**Work to complete**
Extract every line from all of the items below and reproduce each one verbatim, in its original order.

**Information shown**
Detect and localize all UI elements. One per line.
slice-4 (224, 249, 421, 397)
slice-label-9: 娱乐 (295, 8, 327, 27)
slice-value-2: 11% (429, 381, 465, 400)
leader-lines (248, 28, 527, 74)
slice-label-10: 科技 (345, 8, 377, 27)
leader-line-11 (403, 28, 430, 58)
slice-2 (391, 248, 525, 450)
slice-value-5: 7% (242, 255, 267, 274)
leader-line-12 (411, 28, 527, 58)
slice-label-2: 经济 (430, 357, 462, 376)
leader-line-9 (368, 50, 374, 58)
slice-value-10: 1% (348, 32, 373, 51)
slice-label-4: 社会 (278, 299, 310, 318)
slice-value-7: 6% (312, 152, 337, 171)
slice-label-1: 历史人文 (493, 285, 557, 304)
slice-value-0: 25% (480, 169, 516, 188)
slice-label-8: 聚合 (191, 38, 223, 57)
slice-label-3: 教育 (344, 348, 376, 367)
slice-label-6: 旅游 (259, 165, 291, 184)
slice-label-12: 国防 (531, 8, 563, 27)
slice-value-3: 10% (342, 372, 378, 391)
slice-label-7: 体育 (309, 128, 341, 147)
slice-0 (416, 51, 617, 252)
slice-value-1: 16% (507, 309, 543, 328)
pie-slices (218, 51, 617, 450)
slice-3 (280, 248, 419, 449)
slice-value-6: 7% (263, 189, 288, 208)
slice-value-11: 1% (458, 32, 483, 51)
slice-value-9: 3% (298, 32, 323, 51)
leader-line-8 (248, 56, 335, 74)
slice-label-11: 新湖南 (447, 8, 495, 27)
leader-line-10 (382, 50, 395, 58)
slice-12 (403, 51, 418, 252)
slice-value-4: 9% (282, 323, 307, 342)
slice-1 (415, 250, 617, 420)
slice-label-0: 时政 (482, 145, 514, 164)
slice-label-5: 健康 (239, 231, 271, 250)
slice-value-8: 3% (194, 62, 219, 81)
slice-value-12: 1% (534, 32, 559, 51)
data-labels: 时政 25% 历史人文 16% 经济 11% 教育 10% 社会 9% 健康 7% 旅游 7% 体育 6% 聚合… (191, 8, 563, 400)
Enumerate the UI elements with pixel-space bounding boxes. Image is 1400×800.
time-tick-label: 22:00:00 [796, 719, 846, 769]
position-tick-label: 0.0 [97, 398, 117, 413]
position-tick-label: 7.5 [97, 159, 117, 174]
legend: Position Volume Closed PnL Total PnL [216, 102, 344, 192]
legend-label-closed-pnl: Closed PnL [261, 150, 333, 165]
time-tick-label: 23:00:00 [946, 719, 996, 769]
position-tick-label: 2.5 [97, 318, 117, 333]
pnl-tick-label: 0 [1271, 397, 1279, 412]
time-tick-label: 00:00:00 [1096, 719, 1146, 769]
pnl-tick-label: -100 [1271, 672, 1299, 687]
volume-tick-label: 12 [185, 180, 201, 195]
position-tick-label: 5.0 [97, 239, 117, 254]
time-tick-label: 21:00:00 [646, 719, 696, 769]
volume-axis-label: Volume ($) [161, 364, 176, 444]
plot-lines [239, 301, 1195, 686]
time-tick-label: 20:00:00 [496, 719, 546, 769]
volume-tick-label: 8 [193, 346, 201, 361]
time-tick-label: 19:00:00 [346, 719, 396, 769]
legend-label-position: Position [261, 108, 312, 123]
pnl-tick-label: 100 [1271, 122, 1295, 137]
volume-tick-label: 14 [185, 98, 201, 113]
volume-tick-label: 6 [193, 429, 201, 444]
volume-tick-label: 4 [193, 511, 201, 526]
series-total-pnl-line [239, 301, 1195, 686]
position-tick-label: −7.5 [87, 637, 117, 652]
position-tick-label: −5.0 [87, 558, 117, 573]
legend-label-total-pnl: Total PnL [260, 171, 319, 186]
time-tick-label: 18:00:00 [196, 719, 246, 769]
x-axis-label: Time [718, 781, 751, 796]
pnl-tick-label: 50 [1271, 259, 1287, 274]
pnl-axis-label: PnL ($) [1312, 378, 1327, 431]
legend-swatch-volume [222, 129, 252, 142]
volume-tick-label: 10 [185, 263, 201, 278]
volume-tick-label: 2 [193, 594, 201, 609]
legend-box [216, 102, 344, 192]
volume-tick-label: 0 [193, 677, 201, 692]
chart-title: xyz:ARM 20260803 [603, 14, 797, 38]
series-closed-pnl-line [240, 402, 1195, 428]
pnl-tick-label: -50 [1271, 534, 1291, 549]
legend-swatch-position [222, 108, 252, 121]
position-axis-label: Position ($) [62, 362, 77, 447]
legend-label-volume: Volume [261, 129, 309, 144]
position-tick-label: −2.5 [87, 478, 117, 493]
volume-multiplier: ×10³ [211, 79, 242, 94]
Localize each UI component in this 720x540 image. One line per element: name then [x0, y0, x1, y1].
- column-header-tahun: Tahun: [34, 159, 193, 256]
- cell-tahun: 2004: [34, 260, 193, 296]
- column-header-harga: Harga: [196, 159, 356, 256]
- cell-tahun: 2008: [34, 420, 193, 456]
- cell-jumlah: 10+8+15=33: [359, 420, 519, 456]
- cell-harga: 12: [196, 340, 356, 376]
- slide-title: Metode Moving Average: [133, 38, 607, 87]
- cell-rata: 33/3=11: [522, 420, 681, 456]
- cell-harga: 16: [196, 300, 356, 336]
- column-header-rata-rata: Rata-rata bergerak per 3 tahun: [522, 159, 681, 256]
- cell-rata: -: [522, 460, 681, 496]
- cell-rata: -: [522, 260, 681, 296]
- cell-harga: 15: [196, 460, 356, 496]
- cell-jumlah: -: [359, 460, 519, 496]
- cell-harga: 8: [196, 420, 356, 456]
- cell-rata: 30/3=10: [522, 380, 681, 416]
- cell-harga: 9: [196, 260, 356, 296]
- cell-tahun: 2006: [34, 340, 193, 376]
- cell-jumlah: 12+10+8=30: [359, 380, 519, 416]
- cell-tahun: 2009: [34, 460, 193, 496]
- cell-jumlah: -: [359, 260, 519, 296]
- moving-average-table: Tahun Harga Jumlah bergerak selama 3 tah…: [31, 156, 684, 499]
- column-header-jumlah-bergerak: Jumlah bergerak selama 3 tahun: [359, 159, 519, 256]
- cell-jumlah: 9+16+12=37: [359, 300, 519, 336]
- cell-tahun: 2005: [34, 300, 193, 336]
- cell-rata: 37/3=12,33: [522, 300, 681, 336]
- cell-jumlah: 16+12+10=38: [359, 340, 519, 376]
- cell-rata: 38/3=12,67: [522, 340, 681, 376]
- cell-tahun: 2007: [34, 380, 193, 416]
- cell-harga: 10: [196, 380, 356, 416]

**Task output**
Detect and localize all UI elements. One per line.
slice-4 (224, 249, 421, 397)
slice-label-9: 娱乐 (295, 8, 327, 27)
slice-value-2: 11% (429, 381, 465, 400)
leader-lines (248, 28, 527, 74)
slice-label-10: 科技 (345, 8, 377, 27)
leader-line-11 (403, 28, 430, 58)
slice-2 (391, 248, 525, 450)
slice-value-5: 7% (242, 255, 267, 274)
leader-line-12 (411, 28, 527, 58)
slice-label-2: 经济 (430, 357, 462, 376)
leader-line-9 (368, 50, 374, 58)
slice-value-10: 1% (348, 32, 373, 51)
slice-label-4: 社会 (278, 299, 310, 318)
slice-value-7: 6% (312, 152, 337, 171)
slice-label-1: 历史人文 (493, 285, 557, 304)
slice-value-0: 25% (480, 169, 516, 188)
slice-label-8: 聚合 (191, 38, 223, 57)
slice-label-3: 教育 (344, 348, 376, 367)
slice-label-6: 旅游 (259, 165, 291, 184)
slice-label-12: 国防 (531, 8, 563, 27)
slice-value-3: 10% (342, 372, 378, 391)
slice-label-7: 体育 (309, 128, 341, 147)
slice-0 (416, 51, 617, 252)
slice-value-1: 16% (507, 309, 543, 328)
pie-slices (218, 51, 617, 450)
slice-3 (280, 248, 419, 449)
slice-value-6: 7% (263, 189, 288, 208)
slice-value-11: 1% (458, 32, 483, 51)
slice-value-9: 3% (298, 32, 323, 51)
leader-line-8 (248, 56, 335, 74)
slice-label-11: 新湖南 (447, 8, 495, 27)
leader-line-10 (382, 50, 395, 58)
slice-12 (403, 51, 418, 252)
slice-value-4: 9% (282, 323, 307, 342)
slice-1 (415, 250, 617, 420)
slice-label-0: 时政 (482, 145, 514, 164)
slice-label-5: 健康 (239, 231, 271, 250)
slice-value-8: 3% (194, 62, 219, 81)
slice-value-12: 1% (534, 32, 559, 51)
data-labels: 时政 25% 历史人文 16% 经济 11% 教育 10% 社会 9% 健康 7% 旅游 7% 体育 6% 聚合… (191, 8, 563, 400)
Enumerate the UI elements with pixel-space bounding boxes. Image is 1400×800.
time-tick-label: 22:00:00 [796, 719, 846, 769]
position-tick-label: 0.0 [97, 398, 117, 413]
position-tick-label: 7.5 [97, 159, 117, 174]
legend: Position Volume Closed PnL Total PnL [216, 102, 344, 192]
legend-label-closed-pnl: Closed PnL [261, 150, 333, 165]
time-tick-label: 23:00:00 [946, 719, 996, 769]
position-tick-label: 2.5 [97, 318, 117, 333]
pnl-tick-label: 0 [1271, 397, 1279, 412]
time-tick-label: 00:00:00 [1096, 719, 1146, 769]
pnl-tick-label: -100 [1271, 672, 1299, 687]
volume-tick-label: 12 [185, 180, 201, 195]
position-tick-label: 5.0 [97, 239, 117, 254]
time-tick-label: 21:00:00 [646, 719, 696, 769]
volume-axis-label: Volume ($) [161, 364, 176, 444]
plot-lines [239, 301, 1195, 686]
time-tick-label: 20:00:00 [496, 719, 546, 769]
volume-tick-label: 8 [193, 346, 201, 361]
time-tick-label: 19:00:00 [346, 719, 396, 769]
legend-label-position: Position [261, 108, 312, 123]
pnl-tick-label: 100 [1271, 122, 1295, 137]
volume-tick-label: 14 [185, 98, 201, 113]
volume-tick-label: 6 [193, 429, 201, 444]
volume-tick-label: 4 [193, 511, 201, 526]
series-total-pnl-line [239, 301, 1195, 686]
position-tick-label: −7.5 [87, 637, 117, 652]
position-tick-label: −5.0 [87, 558, 117, 573]
legend-label-total-pnl: Total PnL [260, 171, 319, 186]
time-tick-label: 18:00:00 [196, 719, 246, 769]
x-axis-label: Time [718, 781, 751, 796]
pnl-tick-label: 50 [1271, 259, 1287, 274]
pnl-axis-label: PnL ($) [1312, 378, 1327, 431]
legend-swatch-volume [222, 129, 252, 142]
volume-tick-label: 10 [185, 263, 201, 278]
volume-tick-label: 2 [193, 594, 201, 609]
legend-box [216, 102, 344, 192]
volume-tick-label: 0 [193, 677, 201, 692]
chart-title: xyz:ARM 20260803 [603, 14, 797, 38]
series-closed-pnl-line [240, 402, 1195, 428]
pnl-tick-label: -50 [1271, 534, 1291, 549]
legend-swatch-position [222, 108, 252, 121]
position-axis-label: Position ($) [62, 362, 77, 447]
legend-label-volume: Volume [261, 129, 309, 144]
position-tick-label: −2.5 [87, 478, 117, 493]
volume-multiplier: ×10³ [211, 79, 242, 94]
Localize each UI component in this 720x540 image. One line per element: name then [x0, y0, x1, y1].
- column-header-tahun: Tahun: [34, 159, 193, 256]
- cell-tahun: 2004: [34, 260, 193, 296]
- column-header-harga: Harga: [196, 159, 356, 256]
- cell-tahun: 2008: [34, 420, 193, 456]
- cell-jumlah: 10+8+15=33: [359, 420, 519, 456]
- cell-harga: 12: [196, 340, 356, 376]
- slide-title: Metode Moving Average: [133, 38, 607, 87]
- cell-rata: 33/3=11: [522, 420, 681, 456]
- cell-harga: 16: [196, 300, 356, 336]
- column-header-rata-rata: Rata-rata bergerak per 3 tahun: [522, 159, 681, 256]
- cell-rata: -: [522, 460, 681, 496]
- cell-rata: -: [522, 260, 681, 296]
- cell-harga: 15: [196, 460, 356, 496]
- cell-jumlah: -: [359, 460, 519, 496]
- cell-harga: 8: [196, 420, 356, 456]
- cell-rata: 30/3=10: [522, 380, 681, 416]
- cell-harga: 9: [196, 260, 356, 296]
- cell-tahun: 2006: [34, 340, 193, 376]
- cell-jumlah: 12+10+8=30: [359, 380, 519, 416]
- cell-tahun: 2009: [34, 460, 193, 496]
- cell-jumlah: -: [359, 260, 519, 296]
- moving-average-table: Tahun Harga Jumlah bergerak selama 3 tah…: [31, 156, 684, 499]
- column-header-jumlah-bergerak: Jumlah bergerak selama 3 tahun: [359, 159, 519, 256]
- cell-jumlah: 9+16+12=37: [359, 300, 519, 336]
- cell-tahun: 2005: [34, 300, 193, 336]
- cell-rata: 37/3=12,33: [522, 300, 681, 336]
- cell-jumlah: 16+12+10=38: [359, 340, 519, 376]
- cell-rata: 38/3=12,67: [522, 340, 681, 376]
- cell-tahun: 2007: [34, 380, 193, 416]
- cell-harga: 10: [196, 380, 356, 416]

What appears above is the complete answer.